■ **Material for the task**:

● ● ●

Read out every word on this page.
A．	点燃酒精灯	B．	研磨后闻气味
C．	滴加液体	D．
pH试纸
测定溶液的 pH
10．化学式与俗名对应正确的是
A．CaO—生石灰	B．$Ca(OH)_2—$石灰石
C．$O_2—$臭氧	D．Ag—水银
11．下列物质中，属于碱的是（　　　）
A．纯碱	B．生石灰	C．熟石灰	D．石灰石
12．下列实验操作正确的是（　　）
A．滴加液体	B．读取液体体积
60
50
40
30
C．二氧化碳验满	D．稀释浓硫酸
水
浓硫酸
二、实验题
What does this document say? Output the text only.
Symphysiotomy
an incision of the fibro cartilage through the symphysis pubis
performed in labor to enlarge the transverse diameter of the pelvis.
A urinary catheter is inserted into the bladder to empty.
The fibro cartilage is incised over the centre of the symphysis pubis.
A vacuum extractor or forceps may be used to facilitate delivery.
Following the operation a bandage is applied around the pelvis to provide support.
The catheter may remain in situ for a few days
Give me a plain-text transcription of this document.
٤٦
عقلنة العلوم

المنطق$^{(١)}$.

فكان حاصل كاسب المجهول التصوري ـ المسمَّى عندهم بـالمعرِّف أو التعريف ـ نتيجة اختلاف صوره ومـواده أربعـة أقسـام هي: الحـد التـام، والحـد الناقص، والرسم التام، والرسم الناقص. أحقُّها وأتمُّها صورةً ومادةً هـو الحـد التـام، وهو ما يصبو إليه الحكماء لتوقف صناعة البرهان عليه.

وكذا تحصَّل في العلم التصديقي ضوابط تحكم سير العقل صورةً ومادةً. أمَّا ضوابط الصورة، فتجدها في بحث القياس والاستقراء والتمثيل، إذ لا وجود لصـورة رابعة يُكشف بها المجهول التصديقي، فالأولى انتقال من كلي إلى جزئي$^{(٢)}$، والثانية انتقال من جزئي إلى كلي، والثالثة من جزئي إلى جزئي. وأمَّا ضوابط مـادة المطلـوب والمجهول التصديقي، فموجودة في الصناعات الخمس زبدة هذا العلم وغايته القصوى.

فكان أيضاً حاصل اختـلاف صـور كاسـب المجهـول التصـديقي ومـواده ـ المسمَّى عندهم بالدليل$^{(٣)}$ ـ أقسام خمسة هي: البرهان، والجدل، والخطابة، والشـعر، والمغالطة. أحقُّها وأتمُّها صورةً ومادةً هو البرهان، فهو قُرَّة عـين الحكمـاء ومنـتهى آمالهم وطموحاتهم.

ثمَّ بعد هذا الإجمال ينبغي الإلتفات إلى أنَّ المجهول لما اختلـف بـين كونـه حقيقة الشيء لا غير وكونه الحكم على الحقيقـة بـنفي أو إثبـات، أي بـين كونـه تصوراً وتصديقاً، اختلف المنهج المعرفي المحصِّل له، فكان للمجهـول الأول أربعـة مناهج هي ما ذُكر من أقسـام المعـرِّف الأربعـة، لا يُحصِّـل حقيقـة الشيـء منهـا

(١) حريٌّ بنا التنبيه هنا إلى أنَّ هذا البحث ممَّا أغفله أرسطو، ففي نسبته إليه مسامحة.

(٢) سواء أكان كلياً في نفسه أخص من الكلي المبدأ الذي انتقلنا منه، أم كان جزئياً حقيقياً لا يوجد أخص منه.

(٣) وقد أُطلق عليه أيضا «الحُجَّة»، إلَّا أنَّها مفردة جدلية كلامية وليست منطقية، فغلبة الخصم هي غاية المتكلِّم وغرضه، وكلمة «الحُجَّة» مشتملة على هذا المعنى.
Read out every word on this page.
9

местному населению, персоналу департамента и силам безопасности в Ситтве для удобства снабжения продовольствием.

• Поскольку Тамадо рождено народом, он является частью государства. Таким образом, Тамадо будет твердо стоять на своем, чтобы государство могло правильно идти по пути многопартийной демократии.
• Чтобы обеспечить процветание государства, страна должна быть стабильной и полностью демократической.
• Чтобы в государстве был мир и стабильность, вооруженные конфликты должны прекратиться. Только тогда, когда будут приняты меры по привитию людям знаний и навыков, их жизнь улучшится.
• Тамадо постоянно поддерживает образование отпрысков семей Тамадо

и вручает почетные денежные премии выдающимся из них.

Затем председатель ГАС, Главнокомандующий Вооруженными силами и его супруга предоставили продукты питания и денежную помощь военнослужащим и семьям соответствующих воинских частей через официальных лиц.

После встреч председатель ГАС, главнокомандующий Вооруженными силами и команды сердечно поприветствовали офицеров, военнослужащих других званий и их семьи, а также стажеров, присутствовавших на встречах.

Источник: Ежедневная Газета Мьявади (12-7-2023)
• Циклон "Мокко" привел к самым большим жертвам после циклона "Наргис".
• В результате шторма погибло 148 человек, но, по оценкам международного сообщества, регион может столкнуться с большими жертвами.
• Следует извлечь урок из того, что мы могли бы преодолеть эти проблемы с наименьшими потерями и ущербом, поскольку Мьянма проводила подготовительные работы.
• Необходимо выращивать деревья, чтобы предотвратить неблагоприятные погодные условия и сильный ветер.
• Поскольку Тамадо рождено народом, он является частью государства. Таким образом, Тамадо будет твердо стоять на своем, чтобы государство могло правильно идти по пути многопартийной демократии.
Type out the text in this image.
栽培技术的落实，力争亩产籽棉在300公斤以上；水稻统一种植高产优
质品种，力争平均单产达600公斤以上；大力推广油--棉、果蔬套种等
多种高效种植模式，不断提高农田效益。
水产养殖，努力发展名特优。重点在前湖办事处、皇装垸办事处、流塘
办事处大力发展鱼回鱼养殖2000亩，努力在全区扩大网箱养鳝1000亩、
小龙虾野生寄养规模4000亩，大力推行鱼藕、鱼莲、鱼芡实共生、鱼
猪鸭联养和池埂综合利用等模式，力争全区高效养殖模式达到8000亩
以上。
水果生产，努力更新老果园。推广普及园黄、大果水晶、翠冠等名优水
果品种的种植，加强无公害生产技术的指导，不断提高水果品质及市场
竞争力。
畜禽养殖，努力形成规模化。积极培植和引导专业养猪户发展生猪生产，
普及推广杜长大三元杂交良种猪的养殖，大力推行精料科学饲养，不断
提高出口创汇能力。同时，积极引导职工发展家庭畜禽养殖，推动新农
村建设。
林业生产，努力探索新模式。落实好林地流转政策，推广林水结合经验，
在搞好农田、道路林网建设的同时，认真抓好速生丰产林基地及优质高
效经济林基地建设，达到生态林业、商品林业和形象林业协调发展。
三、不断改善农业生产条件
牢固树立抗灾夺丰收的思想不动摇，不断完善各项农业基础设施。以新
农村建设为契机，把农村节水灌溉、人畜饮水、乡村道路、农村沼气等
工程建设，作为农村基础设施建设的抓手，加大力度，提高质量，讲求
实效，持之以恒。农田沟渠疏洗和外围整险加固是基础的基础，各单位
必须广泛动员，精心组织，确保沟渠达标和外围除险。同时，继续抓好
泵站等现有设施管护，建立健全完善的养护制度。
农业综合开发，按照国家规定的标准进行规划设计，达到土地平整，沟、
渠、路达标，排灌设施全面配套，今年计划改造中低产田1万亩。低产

● ● ●

■ **What the exercise asks**:
Write out exactly the lines from the line holding "Type out the text in this image." through the last line of the data, and nothing besides those lines.

■ **Worked solution**:
Type out the text in this image.
栽培技术的落实，力争亩产籽棉在300公斤以上；水稻统一种植高产优
质品种，力争平均单产达600公斤以上；大力推广油--棉、果蔬套种等
多种高效种植模式，不断提高农田效益。
水产养殖，努力发展名特优。重点在前湖办事处、皇装垸办事处、流塘
办事处大力发展鱼回鱼养殖2000亩，努力在全区扩大网箱养鳝1000亩、
小龙虾野生寄养规模4000亩，大力推行鱼藕、鱼莲、鱼芡实共生、鱼
猪鸭联养和池埂综合利用等模式，力争全区高效养殖模式达到8000亩
以上。
水果生产，努力更新老果园。推广普及园黄、大果水晶、翠冠等名优水
果品种的种植，加强无公害生产技术的指导，不断提高水果品质及市场
竞争力。
畜禽养殖，努力形成规模化。积极培植和引导专业养猪户发展生猪生产，
普及推广杜长大三元杂交良种猪的养殖，大力推行精料科学饲养，不断
提高出口创汇能力。同时，积极引导职工发展家庭畜禽养殖，推动新农
村建设。
林业生产，努力探索新模式。落实好林地流转政策，推广林水结合经验，
在搞好农田、道路林网建设的同时，认真抓好速生丰产林基地及优质高
效经济林基地建设，达到生态林业、商品林业和形象林业协调发展。
三、不断改善农业生产条件
牢固树立抗灾夺丰收的思想不动摇，不断完善各项农业基础设施。以新
农村建设为契机，把农村节水灌溉、人畜饮水、乡村道路、农村沼气等
工程建设，作为农村基础设施建设的抓手，加大力度，提高质量，讲求
实效，持之以恒。农田沟渠疏洗和外围整险加固是基础的基础，各单位
必须广泛动员，精心组织，确保沟渠达标和外围除险。同时，继续抓好
泵站等现有设施管护，建立健全完善的养护制度。
农业综合开发，按照国家规定的标准进行规划设计，达到土地平整，沟、
渠、路达标，排灌设施全面配套，今年计划改造中低产田1万亩。低产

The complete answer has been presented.